* GIVEN INSTRUCTION: Please print the full listing exactly.

--

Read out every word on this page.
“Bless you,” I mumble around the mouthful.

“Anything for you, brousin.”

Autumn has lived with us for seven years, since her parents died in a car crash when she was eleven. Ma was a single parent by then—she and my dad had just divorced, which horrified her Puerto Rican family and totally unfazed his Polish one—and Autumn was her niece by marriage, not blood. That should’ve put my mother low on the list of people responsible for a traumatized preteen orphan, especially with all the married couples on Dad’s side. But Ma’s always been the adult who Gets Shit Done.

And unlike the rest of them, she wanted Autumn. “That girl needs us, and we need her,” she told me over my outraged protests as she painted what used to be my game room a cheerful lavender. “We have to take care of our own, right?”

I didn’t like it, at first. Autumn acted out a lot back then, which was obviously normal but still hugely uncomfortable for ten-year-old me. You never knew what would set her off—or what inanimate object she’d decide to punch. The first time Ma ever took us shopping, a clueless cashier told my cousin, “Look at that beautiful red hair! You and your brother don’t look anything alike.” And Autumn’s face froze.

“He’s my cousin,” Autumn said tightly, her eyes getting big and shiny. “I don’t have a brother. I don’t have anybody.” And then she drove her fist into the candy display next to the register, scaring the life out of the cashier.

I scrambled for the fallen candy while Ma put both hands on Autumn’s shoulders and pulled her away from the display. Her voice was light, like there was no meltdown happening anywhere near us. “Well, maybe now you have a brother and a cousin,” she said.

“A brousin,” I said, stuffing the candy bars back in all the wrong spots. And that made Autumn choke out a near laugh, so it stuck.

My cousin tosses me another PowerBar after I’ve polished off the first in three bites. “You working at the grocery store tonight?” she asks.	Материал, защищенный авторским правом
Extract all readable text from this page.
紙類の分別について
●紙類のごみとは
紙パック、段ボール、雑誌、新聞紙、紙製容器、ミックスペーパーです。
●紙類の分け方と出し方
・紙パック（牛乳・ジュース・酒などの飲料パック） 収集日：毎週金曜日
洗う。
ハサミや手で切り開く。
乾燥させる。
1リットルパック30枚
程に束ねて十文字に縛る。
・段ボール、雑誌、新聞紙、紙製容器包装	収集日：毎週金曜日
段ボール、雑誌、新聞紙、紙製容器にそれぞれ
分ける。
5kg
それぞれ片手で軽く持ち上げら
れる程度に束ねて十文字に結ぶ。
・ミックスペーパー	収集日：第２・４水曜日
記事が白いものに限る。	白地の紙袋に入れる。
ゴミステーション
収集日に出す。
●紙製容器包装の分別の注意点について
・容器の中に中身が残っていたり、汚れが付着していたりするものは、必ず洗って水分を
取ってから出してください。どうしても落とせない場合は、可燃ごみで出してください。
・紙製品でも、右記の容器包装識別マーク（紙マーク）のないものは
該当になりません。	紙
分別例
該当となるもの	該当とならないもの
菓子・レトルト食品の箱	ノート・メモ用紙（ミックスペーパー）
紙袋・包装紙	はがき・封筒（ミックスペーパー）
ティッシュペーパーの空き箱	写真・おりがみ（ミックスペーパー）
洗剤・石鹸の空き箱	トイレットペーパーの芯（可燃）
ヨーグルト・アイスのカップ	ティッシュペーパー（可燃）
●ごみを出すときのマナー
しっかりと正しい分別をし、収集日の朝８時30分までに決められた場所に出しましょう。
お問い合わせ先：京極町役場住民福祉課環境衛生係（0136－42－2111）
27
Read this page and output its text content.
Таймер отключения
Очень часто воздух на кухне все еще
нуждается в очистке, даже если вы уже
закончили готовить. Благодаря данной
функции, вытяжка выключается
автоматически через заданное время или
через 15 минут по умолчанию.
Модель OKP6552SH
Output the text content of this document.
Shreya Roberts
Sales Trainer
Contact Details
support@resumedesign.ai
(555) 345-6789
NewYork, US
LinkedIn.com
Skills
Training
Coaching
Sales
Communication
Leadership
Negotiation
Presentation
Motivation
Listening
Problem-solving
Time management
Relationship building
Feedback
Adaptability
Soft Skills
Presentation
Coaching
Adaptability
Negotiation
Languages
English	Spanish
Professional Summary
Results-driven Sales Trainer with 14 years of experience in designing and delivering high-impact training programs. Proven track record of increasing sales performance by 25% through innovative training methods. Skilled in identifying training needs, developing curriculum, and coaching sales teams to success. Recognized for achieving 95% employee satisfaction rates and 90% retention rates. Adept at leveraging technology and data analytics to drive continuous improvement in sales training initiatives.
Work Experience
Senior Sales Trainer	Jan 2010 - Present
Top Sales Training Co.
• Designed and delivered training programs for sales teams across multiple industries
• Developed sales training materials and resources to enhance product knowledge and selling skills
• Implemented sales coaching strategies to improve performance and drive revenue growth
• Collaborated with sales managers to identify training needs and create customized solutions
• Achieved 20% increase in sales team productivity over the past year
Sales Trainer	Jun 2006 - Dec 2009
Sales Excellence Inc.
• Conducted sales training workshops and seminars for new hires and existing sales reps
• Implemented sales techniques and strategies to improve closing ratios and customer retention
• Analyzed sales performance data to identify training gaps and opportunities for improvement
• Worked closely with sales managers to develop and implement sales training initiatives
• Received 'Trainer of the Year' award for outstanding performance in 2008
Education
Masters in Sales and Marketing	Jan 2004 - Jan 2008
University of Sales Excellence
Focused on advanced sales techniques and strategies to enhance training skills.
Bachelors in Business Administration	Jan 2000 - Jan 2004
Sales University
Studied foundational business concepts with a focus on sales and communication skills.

--

* TASK RESPONSE:
Read out every word on this page.
“Bless you,” I mumble around the mouthful.

“Anything for you, brousin.”

Autumn has lived with us for seven years, since her parents died in a car crash when she was eleven. Ma was a single parent by then—she and my dad had just divorced, which horrified her Puerto Rican family and totally unfazed his Polish one—and Autumn was her niece by marriage, not blood. That should’ve put my mother low on the list of people responsible for a traumatized preteen orphan, especially with all the married couples on Dad’s side. But Ma’s always been the adult who Gets Shit Done.

And unlike the rest of them, she wanted Autumn. “That girl needs us, and we need her,” she told me over my outraged protests as she painted what used to be my game room a cheerful lavender. “We have to take care of our own, right?”

I didn’t like it, at first. Autumn acted out a lot back then, which was obviously normal but still hugely uncomfortable for ten-year-old me. You never knew what would set her off—or what inanimate object she’d decide to punch. The first time Ma ever took us shopping, a clueless cashier told my cousin, “Look at that beautiful red hair! You and your brother don’t look anything alike.” And Autumn’s face froze.

“He’s my cousin,” Autumn said tightly, her eyes getting big and shiny. “I don’t have a brother. I don’t have anybody.” And then she drove her fist into the candy display next to the register, scaring the life out of the cashier.

I scrambled for the fallen candy while Ma put both hands on Autumn’s shoulders and pulled her away from the display. Her voice was light, like there was no meltdown happening anywhere near us. “Well, maybe now you have a brother and a cousin,” she said.

“A brousin,” I said, stuffing the candy bars back in all the wrong spots. And that made Autumn choke out a near laugh, so it stuck.

My cousin tosses me another PowerBar after I’ve polished off the first in three bites. “You working at the grocery store tonight?” she asks.	Материал, защищенный авторским правом
Extract all readable text from this page.
紙類の分別について
●紙類のごみとは
紙パック、段ボール、雑誌、新聞紙、紙製容器、ミックスペーパーです。
●紙類の分け方と出し方
・紙パック（牛乳・ジュース・酒などの飲料パック） 収集日：毎週金曜日
洗う。
ハサミや手で切り開く。
乾燥させる。
1リットルパック30枚
程に束ねて十文字に縛る。
・段ボール、雑誌、新聞紙、紙製容器包装	収集日：毎週金曜日
段ボール、雑誌、新聞紙、紙製容器にそれぞれ
分ける。
5kg
それぞれ片手で軽く持ち上げら
れる程度に束ねて十文字に結ぶ。
・ミックスペーパー	収集日：第２・４水曜日
記事が白いものに限る。	白地の紙袋に入れる。
ゴミステーション
収集日に出す。
●紙製容器包装の分別の注意点について
・容器の中に中身が残っていたり、汚れが付着していたりするものは、必ず洗って水分を
取ってから出してください。どうしても落とせない場合は、可燃ごみで出してください。
・紙製品でも、右記の容器包装識別マーク（紙マーク）のないものは
該当になりません。	紙
分別例
該当となるもの	該当とならないもの
菓子・レトルト食品の箱	ノート・メモ用紙（ミックスペーパー）
紙袋・包装紙	はがき・封筒（ミックスペーパー）
ティッシュペーパーの空き箱	写真・おりがみ（ミックスペーパー）
洗剤・石鹸の空き箱	トイレットペーパーの芯（可燃）
ヨーグルト・アイスのカップ	ティッシュペーパー（可燃）
●ごみを出すときのマナー
しっかりと正しい分別をし、収集日の朝８時30分までに決められた場所に出しましょう。
お問い合わせ先：京極町役場住民福祉課環境衛生係（0136－42－2111）
27
Read this page and output its text content.
Таймер отключения
Очень часто воздух на кухне все еще
нуждается в очистке, даже если вы уже
закончили готовить. Благодаря данной
функции, вытяжка выключается
автоматически через заданное время или
через 15 минут по умолчанию.
Модель OKP6552SH
Output the text content of this document.
Shreya Roberts
Sales Trainer
Contact Details
support@resumedesign.ai
(555) 345-6789
NewYork, US
LinkedIn.com
Skills
Training
Coaching
Sales
Communication
Leadership
Negotiation
Presentation
Motivation
Listening
Problem-solving
Time management
Relationship building
Feedback
Adaptability
Soft Skills
Presentation
Coaching
Adaptability
Negotiation
Languages
English	Spanish
Professional Summary
Results-driven Sales Trainer with 14 years of experience in designing and delivering high-impact training programs. Proven track record of increasing sales performance by 25% through innovative training methods. Skilled in identifying training needs, developing curriculum, and coaching sales teams to success. Recognized for achieving 95% employee satisfaction rates and 90% retention rates. Adept at leveraging technology and data analytics to drive continuous improvement in sales training initiatives.
Work Experience
Senior Sales Trainer	Jan 2010 - Present
Top Sales Training Co.
• Designed and delivered training programs for sales teams across multiple industries
• Developed sales training materials and resources to enhance product knowledge and selling skills
• Implemented sales coaching strategies to improve performance and drive revenue growth
• Collaborated with sales managers to identify training needs and create customized solutions
• Achieved 20% increase in sales team productivity over the past year
Sales Trainer	Jun 2006 - Dec 2009
Sales Excellence Inc.
• Conducted sales training workshops and seminars for new hires and existing sales reps
• Implemented sales techniques and strategies to improve closing ratios and customer retention
• Analyzed sales performance data to identify training gaps and opportunities for improvement
• Worked closely with sales managers to develop and implement sales training initiatives
• Received 'Trainer of the Year' award for outstanding performance in 2008
Education
Masters in Sales and Marketing	Jan 2004 - Jan 2008
University of Sales Excellence
Focused on advanced sales techniques and strategies to enhance training skills.
Bachelors in Business Administration	Jan 2000 - Jan 2004
Sales University
Studied foundational business concepts with a focus on sales and communication skills.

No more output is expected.